◆ What is needed
Wherever a line holds the word "image", copy that line out.
--- Start ---
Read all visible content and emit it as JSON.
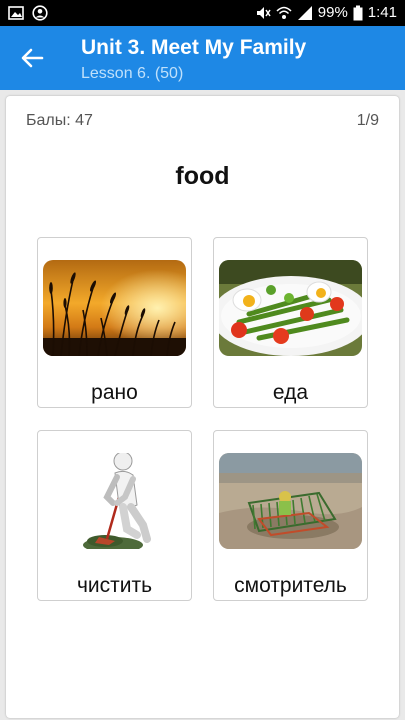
{
  "status_bar": {
    "battery": "99%",
    "time": "1:41",
    "icons": [
      "image-icon",
      "account-circle-icon",
      "mute-icon",
      "wifi-icon",
      "signal-icon",
      "battery-icon"
    ]
  },
  "app_bar": {
    "title": "Unit 3. Meet My Family",
    "subtitle": "Lesson 6. (50)",
    "back_icon": "arrow-back-icon",
    "color": "#1e88e5"
  },
  "quiz": {
    "score_label": "Балы: 47",
    "progress": "1/9",
    "word": "food",
    "options": [
      {
        "label": "рано",
        "image": "sunset-wheat-silhouette"
      },
      {
        "label": "еда",
        "image": "plate-of-salad-with-eggs"
      },
      {
        "label": "чистить",
        "image": "white-figure-sweeping"
      },
      {
        "label": "смотритель",
        "image": "playpen-on-beach"
      }
    ]
  }
}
--- End ---
◆ Complete answer
      "image-icon",
        "image": "sunset-wheat-silhouette"
        "image": "plate-of-salad-with-eggs"
        "image": "white-figure-sweeping"
        "image": "playpen-on-beach"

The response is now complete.